:: Текст задания ::
Оформите строки перечня данных таблицей Markdown со столбцами «№» и «Строка»: начните с первой строки перечня и закончите строкой, содержащей "series-line-vy — [1013, 396, 1490, 737]", включая ее. Пустые строки пропустите.

Перечень данных
___

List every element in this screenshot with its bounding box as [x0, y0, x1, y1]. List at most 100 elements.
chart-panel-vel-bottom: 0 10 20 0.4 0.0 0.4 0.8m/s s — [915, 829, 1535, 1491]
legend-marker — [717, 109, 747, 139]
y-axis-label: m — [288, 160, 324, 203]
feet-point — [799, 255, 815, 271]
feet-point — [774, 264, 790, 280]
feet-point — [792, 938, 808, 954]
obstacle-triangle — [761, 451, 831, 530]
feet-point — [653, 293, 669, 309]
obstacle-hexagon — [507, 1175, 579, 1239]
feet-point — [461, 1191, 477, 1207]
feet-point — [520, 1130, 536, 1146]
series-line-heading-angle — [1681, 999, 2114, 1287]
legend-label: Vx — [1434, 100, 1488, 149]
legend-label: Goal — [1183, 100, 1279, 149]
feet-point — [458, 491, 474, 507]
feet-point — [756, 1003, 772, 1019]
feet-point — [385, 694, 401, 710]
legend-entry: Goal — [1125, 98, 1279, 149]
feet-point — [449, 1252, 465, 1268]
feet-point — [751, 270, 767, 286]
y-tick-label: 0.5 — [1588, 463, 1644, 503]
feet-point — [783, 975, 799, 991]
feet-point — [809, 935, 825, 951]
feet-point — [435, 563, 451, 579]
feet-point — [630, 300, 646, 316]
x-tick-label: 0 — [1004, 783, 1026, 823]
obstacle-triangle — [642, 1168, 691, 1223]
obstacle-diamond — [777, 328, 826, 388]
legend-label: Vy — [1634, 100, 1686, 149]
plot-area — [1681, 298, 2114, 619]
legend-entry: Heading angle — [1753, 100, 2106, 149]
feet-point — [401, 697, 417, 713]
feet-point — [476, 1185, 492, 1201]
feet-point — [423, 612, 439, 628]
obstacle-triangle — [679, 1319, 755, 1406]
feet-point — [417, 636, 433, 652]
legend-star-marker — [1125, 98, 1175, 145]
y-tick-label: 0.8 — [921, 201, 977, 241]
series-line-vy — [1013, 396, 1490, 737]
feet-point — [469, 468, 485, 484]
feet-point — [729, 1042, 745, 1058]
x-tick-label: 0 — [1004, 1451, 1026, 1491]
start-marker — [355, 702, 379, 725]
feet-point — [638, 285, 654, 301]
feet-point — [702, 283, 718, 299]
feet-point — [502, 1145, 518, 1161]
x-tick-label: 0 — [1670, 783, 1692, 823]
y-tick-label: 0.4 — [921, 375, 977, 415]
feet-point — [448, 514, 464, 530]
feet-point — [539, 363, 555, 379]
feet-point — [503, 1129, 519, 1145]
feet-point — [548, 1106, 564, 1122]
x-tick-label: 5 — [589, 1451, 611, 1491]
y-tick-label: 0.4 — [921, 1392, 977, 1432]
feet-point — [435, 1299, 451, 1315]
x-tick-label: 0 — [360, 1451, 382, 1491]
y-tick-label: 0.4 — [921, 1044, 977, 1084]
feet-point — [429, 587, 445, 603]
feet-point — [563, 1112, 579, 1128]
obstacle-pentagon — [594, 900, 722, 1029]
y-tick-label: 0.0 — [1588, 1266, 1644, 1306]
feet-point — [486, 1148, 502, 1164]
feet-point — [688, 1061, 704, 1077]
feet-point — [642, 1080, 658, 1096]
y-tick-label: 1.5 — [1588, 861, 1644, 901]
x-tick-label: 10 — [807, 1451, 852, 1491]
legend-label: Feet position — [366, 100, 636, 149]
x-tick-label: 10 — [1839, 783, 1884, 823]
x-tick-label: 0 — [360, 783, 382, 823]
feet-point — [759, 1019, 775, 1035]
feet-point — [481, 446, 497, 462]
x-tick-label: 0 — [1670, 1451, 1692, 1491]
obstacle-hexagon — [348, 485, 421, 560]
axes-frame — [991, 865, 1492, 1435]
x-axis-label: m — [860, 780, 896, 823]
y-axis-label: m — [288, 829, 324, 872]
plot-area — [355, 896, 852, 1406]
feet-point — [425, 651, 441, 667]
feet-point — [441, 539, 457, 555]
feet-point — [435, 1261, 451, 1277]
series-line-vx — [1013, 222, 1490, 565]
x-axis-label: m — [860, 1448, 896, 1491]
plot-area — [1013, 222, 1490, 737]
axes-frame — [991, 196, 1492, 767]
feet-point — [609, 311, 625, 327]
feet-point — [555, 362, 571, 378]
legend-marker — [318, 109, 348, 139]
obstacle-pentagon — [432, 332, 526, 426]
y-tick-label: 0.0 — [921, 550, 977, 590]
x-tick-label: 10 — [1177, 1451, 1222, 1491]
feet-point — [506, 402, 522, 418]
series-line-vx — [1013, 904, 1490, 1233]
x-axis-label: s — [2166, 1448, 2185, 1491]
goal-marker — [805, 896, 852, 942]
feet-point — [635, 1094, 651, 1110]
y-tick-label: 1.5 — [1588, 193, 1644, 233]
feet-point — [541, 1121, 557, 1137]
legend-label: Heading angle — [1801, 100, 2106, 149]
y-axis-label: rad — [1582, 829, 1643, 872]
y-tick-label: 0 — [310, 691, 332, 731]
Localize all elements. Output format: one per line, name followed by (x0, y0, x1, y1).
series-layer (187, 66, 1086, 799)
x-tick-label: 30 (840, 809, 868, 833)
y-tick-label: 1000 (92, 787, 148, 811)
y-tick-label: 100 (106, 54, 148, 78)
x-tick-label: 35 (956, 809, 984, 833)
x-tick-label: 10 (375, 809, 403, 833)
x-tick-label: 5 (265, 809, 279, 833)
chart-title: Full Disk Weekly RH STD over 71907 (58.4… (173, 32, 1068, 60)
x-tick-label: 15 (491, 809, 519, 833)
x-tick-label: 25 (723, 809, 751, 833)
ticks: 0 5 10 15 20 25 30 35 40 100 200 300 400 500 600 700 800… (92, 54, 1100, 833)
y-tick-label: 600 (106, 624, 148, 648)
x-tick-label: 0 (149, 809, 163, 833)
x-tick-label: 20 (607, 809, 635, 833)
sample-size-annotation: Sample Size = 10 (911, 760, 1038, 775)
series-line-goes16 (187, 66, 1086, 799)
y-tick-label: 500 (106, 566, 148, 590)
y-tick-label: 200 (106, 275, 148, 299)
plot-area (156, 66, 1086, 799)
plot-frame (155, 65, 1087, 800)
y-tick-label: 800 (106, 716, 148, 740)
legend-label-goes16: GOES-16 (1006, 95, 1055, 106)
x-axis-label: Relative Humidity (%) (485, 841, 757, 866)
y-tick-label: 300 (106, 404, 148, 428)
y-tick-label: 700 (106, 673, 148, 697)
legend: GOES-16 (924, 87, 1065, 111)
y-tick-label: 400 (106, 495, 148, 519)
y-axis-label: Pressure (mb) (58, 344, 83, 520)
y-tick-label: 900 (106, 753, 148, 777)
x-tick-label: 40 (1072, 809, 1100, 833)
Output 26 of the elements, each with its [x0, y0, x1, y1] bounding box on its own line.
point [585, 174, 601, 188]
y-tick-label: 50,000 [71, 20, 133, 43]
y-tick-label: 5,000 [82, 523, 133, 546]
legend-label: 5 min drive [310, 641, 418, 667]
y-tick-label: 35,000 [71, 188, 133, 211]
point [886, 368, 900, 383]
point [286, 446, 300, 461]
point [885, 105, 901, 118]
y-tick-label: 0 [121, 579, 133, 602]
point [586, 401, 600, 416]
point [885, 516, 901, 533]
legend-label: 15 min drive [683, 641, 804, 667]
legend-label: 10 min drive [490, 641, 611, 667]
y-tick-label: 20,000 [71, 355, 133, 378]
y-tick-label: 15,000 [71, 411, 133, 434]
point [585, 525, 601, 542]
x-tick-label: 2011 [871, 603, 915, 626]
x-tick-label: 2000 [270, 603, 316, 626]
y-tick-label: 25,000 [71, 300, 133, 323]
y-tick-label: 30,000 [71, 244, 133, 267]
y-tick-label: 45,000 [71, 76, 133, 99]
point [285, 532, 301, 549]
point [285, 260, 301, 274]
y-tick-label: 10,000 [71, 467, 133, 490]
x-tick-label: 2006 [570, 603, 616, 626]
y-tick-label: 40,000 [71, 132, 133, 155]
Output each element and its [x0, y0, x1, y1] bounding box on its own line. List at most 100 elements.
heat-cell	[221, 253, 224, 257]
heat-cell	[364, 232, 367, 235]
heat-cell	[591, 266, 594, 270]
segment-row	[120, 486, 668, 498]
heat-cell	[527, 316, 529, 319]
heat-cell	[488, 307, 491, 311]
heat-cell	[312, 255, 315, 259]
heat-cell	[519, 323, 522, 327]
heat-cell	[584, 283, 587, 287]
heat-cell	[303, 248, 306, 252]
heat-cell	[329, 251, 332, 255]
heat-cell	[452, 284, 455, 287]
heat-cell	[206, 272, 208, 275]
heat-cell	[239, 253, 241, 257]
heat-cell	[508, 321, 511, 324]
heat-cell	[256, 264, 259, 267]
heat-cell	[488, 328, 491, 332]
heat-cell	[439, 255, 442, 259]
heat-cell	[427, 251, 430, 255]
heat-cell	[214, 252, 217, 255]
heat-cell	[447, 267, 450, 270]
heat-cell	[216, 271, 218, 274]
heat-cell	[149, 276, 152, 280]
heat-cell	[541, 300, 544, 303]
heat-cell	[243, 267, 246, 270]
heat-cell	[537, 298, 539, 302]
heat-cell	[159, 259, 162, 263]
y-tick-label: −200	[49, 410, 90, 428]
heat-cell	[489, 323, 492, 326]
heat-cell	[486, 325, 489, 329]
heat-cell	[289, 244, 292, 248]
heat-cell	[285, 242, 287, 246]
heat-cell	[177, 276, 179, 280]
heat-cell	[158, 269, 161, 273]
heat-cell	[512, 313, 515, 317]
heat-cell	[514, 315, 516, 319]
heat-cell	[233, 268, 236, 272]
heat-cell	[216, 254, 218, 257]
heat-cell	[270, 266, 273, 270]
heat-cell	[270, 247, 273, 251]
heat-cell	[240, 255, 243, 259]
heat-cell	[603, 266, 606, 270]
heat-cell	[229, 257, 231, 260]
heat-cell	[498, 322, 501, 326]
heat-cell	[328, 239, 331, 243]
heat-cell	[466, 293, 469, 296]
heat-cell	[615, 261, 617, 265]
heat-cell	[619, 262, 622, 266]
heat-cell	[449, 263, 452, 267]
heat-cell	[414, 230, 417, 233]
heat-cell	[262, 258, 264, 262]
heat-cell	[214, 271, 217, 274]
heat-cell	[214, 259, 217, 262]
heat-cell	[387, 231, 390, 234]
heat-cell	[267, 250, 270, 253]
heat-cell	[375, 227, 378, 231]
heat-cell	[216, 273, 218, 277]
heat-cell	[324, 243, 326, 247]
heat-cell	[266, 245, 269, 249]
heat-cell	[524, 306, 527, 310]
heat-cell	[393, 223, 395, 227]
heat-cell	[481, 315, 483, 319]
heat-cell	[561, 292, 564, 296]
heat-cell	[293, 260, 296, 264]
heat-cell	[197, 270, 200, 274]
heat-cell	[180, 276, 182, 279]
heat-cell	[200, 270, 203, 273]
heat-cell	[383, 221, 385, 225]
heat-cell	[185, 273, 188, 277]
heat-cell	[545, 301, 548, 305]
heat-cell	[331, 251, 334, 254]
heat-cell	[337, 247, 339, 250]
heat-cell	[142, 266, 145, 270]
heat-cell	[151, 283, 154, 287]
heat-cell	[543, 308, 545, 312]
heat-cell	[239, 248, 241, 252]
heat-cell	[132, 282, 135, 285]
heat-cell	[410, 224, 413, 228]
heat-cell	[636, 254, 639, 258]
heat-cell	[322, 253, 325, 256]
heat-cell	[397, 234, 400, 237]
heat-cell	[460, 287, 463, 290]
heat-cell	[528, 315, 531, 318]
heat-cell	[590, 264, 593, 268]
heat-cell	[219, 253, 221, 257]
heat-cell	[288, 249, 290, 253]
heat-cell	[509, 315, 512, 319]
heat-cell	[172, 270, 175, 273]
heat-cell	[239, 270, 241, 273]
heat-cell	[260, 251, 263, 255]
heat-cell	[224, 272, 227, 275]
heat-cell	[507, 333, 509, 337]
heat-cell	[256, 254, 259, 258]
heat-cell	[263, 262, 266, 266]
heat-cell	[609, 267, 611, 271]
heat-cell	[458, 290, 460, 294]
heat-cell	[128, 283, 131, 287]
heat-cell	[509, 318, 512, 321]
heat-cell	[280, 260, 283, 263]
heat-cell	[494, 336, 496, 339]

___

:: Готовый ответ ::
| № | Строка |
|---|---|
| 1 | List every element in this screenshot with its bounding box as [x0, y0, x1, y1]. List at most 100 elements. |
| 2 | chart-panel-vel-bottom: 0 10 20 0.4 0.0 0.4 0.8m/s s — [915, 829, 1535, 1491] |
| 3 | legend-marker — [717, 109, 747, 139] |
| 4 | y-axis-label: m — [288, 160, 324, 203] |
| 5 | feet-point — [799, 255, 815, 271] |
| 6 | feet-point — [774, 264, 790, 280] |
| 7 | feet-point — [792, 938, 808, 954] |
| 8 | obstacle-triangle — [761, 451, 831, 530] |
| 9 | feet-point — [653, 293, 669, 309] |
| 10 | obstacle-hexagon — [507, 1175, 579, 1239] |
| 11 | feet-point — [461, 1191, 477, 1207] |
| 12 | feet-point — [520, 1130, 536, 1146] |
| 13 | series-line-heading-angle — [1681, 999, 2114, 1287] |
| 14 | legend-label: Vx — [1434, 100, 1488, 149] |
| 15 | legend-label: Goal — [1183, 100, 1279, 149] |
| 16 | feet-point — [458, 491, 474, 507] |
| 17 | feet-point — [756, 1003, 772, 1019] |
| 18 | feet-point — [385, 694, 401, 710] |
| 19 | legend-entry: Goal — [1125, 98, 1279, 149] |
| 20 | feet-point — [449, 1252, 465, 1268] |
| 21 | feet-point — [751, 270, 767, 286] |
| 22 | y-tick-label: 0.5 — [1588, 463, 1644, 503] |
| 23 | feet-point — [783, 975, 799, 991] |
| 24 | feet-point — [809, 935, 825, 951] |
| 25 | feet-point — [435, 563, 451, 579] |
| 26 | feet-point — [630, 300, 646, 316] |
| 27 | x-tick-label: 0 — [1004, 783, 1026, 823] |
| 28 | obstacle-triangle — [642, 1168, 691, 1223] |
| 29 | obstacle-diamond — [777, 328, 826, 388] |
| 30 | legend-label: Vy — [1634, 100, 1686, 149] |
| 31 | plot-area — [1681, 298, 2114, 619] |
| 32 | legend-entry: Heading angle — [1753, 100, 2106, 149] |
| 33 | feet-point — [401, 697, 417, 713] |
| 34 | feet-point — [476, 1185, 492, 1201] |
| 35 | feet-point — [423, 612, 439, 628] |
| 36 | obstacle-triangle — [679, 1319, 755, 1406] |
| 37 | feet-point — [417, 636, 433, 652] |
| 38 | legend-star-marker — [1125, 98, 1175, 145] |
| 39 | y-tick-label: 0.8 — [921, 201, 977, 241] |
| 40 | series-line-vy — [1013, 396, 1490, 737] |